··· SUPPLIED DATA
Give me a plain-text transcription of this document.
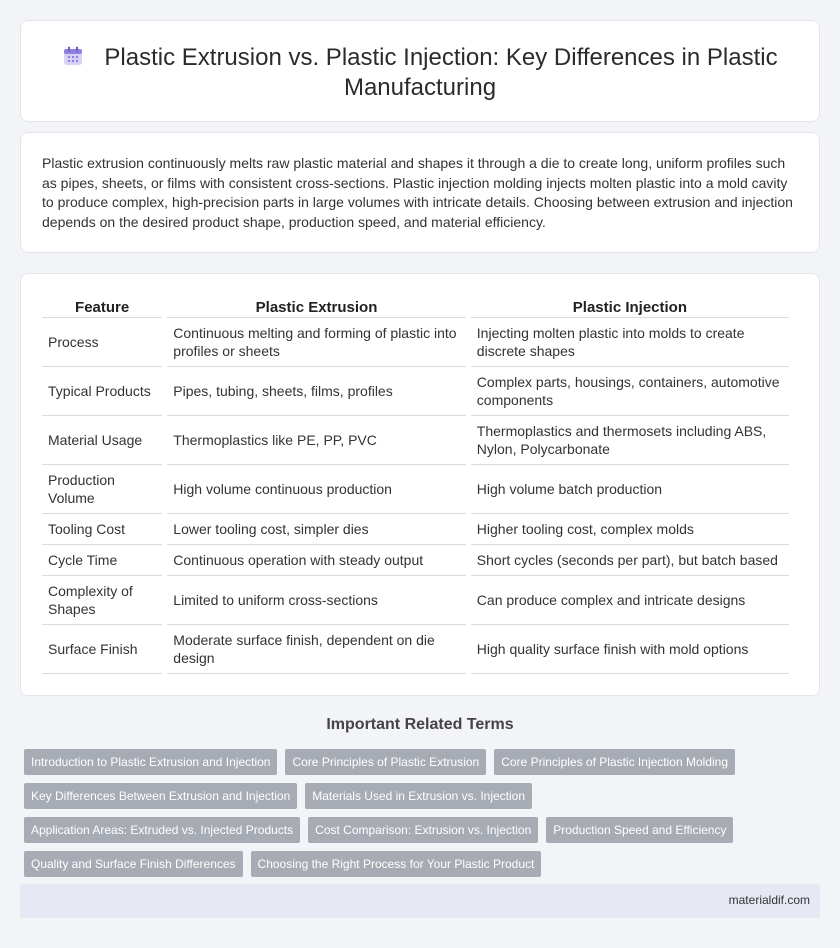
Plastic Extrusion vs. Plastic Injection: Key Differences in Plastic Manufacturing

Plastic extrusion continuously melts raw plastic material and shapes it through a die to create long, uniform profiles such as pipes, sheets, or films with consistent cross-sections. Plastic injection molding injects molten plastic into a mold cavity to produce complex, high-precision parts in large volumes with intricate details. Choosing between extrusion and injection depends on the desired product shape, production speed, and material efficiency.

Feature	Plastic Extrusion	Plastic Injection
Process	Continuous melting and forming of plastic into profiles or sheets	Injecting molten plastic into molds to create discrete shapes
Typical Products	Pipes, tubing, sheets, films, profiles	Complex parts, housings, containers, automotive components
Material Usage	Thermoplastics like PE, PP, PVC	Thermoplastics and thermosets including ABS, Nylon, Polycarbonate
Production Volume	High volume continuous production	High volume batch production
Tooling Cost	Lower tooling cost, simpler dies	Higher tooling cost, complex molds
Cycle Time	Continuous operation with steady output	Short cycles (seconds per part), but batch based
Complexity of Shapes	Limited to uniform cross-sections	Can produce complex and intricate designs
Surface Finish	Moderate surface finish, dependent on die design	High quality surface finish with mold options
Important Related Terms
Introduction to Plastic Extrusion and Injection	Core Principles of Plastic Extrusion	Core Principles of Plastic Injection Molding
Key Differences Between Extrusion and Injection	Materials Used in Extrusion vs. Injection
Application Areas: Extruded vs. Injected Products	Cost Comparison: Extrusion vs. Injection	Production Speed and Efficiency
Quality and Surface Finish Differences	Choosing the Right Process for Your Plastic Product
materialdif.com
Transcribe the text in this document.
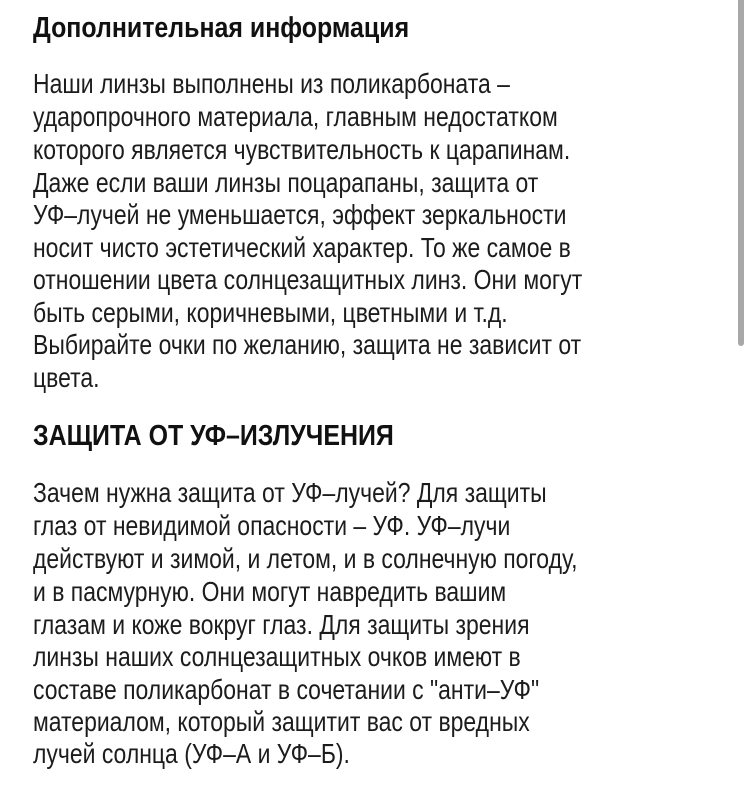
Дополнительная информация
Наши линзы выполнены из поликарбоната –
ударопрочного материала, главным недостатком
которого является чувствительность к царапинам.
Даже если ваши линзы поцарапаны, защита от
УФ–лучей не уменьшается, эффект зеркальности
носит чисто эстетический характер. То же самое в
отношении цвета солнцезащитных линз. Они могут
быть серыми, коричневыми, цветными и т.д.
Выбирайте очки по желанию, защита не зависит от
цвета.
ЗАЩИТА ОТ УФ–ИЗЛУЧЕНИЯ
Зачем нужна защита от УФ–лучей? Для защиты
глаз от невидимой опасности – УФ. УФ–лучи
действуют и зимой, и летом, и в солнечную погоду,
и в пасмурную. Они могут навредить вашим
глазам и коже вокруг глаз. Для защиты зрения
линзы наших солнцезащитных очков имеют в
составе поликарбонат в сочетании с "анти–УФ"
материалом, который защитит вас от вредных
лучей солнца (УФ–А и УФ–Б).
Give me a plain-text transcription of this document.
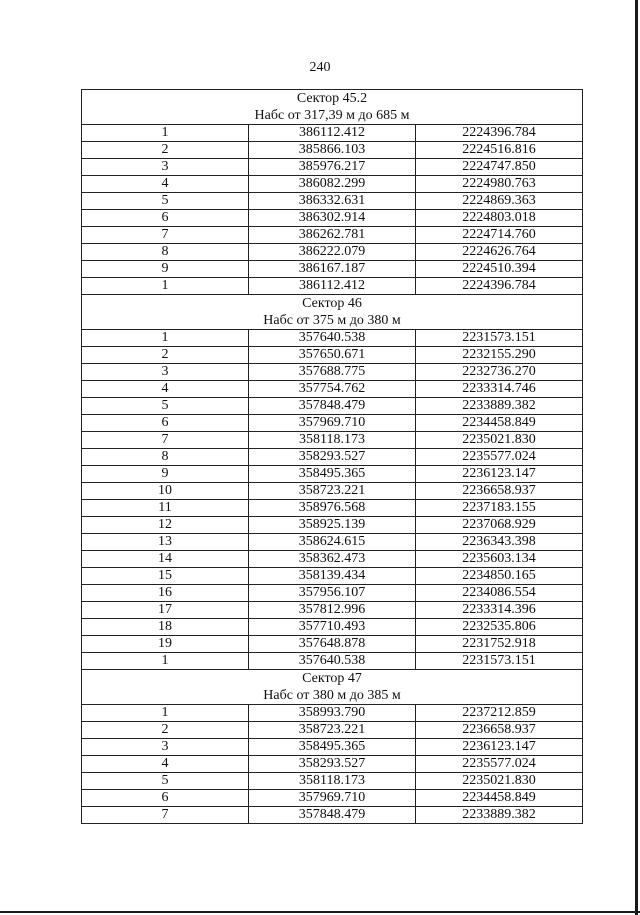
240
Сектор 45.2
Набс от 317,39 м до 685 м		

1	386112.412	2224396.784
2	385866.103	2224516.816
3	385976.217	2224747.850
4	386082.299	2224980.763
5	386332.631	2224869.363
6	386302.914	2224803.018
7	386262.781	2224714.760
8	386222.079	2224626.764
9	386167.187	2224510.394
1	386112.412	2224396.784

Сектор 46
Набс от 375 м до 380 м		

1	357640.538	2231573.151
2	357650.671	2232155.290
3	357688.775	2232736.270
4	357754.762	2233314.746
5	357848.479	2233889.382
6	357969.710	2234458.849
7	358118.173	2235021.830
8	358293.527	2235577.024
9	358495.365	2236123.147
10	358723.221	2236658.937
11	358976.568	2237183.155
12	358925.139	2237068.929
13	358624.615	2236343.398
14	358362.473	2235603.134
15	358139.434	2234850.165
16	357956.107	2234086.554
17	357812.996	2233314.396
18	357710.493	2232535.806
19	357648.878	2231752.918
1	357640.538	2231573.151

Сектор 47
Набс от 380 м до 385 м		

1	358993.790	2237212.859
2	358723.221	2236658.937
3	358495.365	2236123.147
4	358293.527	2235577.024
5	358118.173	2235021.830
6	357969.710	2234458.849
7	357848.479	2233889.382
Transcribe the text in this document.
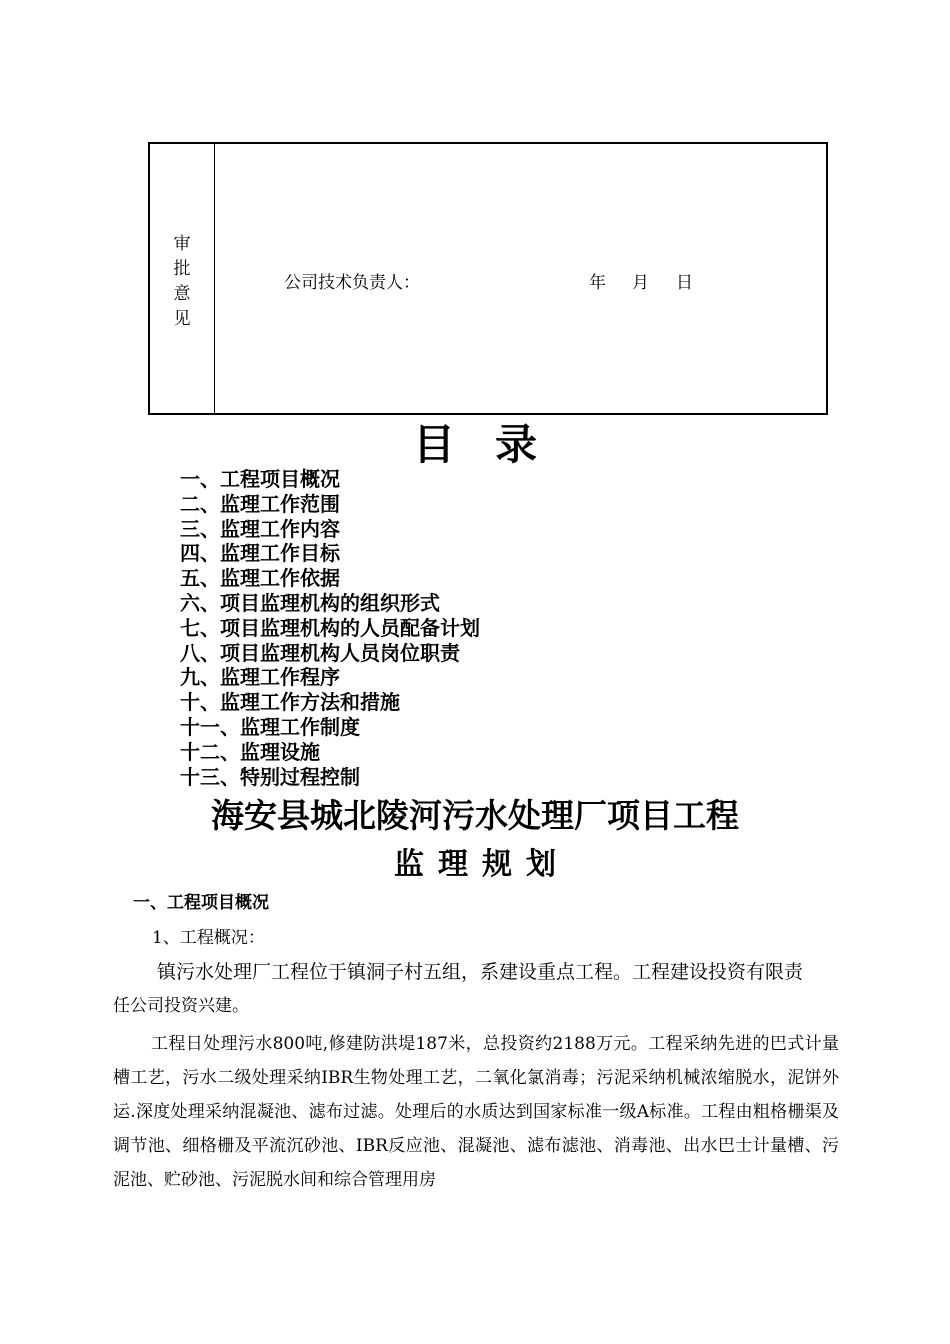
审
批
意
见
公司技术负责人：	年 月 日
目录
一、工程项目概况
二、监理工作范围
三、监理工作内容
四、监理工作目标
五、监理工作依据
六、项目监理机构的组织形式
七、项目监理机构的人员配备计划
八、项目监理机构人员岗位职责
九、监理工作程序
十、监理工作方法和措施
十一、监理工作制度
十二、监理设施
十三、特别过程控制
海安县城北陵河污水处理厂项目工程
监理规划
一、工程项目概况
1、工程概况：
镇污水处理厂工程位于镇洞子村五组，系建设重点工程。工程建设投资有限责
任公司投资兴建。

工程日处理污水800吨,修建防洪堤187米，总投资约2188万元。工程采纳先进的巴式计量槽工艺，污水二级处理采纳IBR生物处理工艺，二氧化氯消毒；污泥采纳机械浓缩脱水，泥饼外运.深度处理采纳混凝池、滤布过滤。处理后的水质达到国家标准一级A标准。工程由粗格栅渠及调节池、细格栅及平流沉砂池、IBR反应池、混凝池、滤布滤池、消毒池、出水巴士计量槽、污泥池、贮砂池、污泥脱水间和综合管理用房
······
### WHAT YOU NEED TO DO:
Note every line above where the string "uniform" shows up, and copy those lines.

### OUTPUT OF THE TASK:
Plastic extrusion continuously melts raw plastic material and shapes it through a die to create long, uniform profiles such as pipes, sheets, or films with consistent cross-sections. Plastic injection molding injects molten plastic into a mold cavity to produce complex, high-precision parts in large volumes with intricate details. Choosing between extrusion and injection depends on the desired product shape, production speed, and material efficiency.
Complexity of Shapes	Limited to uniform cross-sections	Can produce complex and intricate designs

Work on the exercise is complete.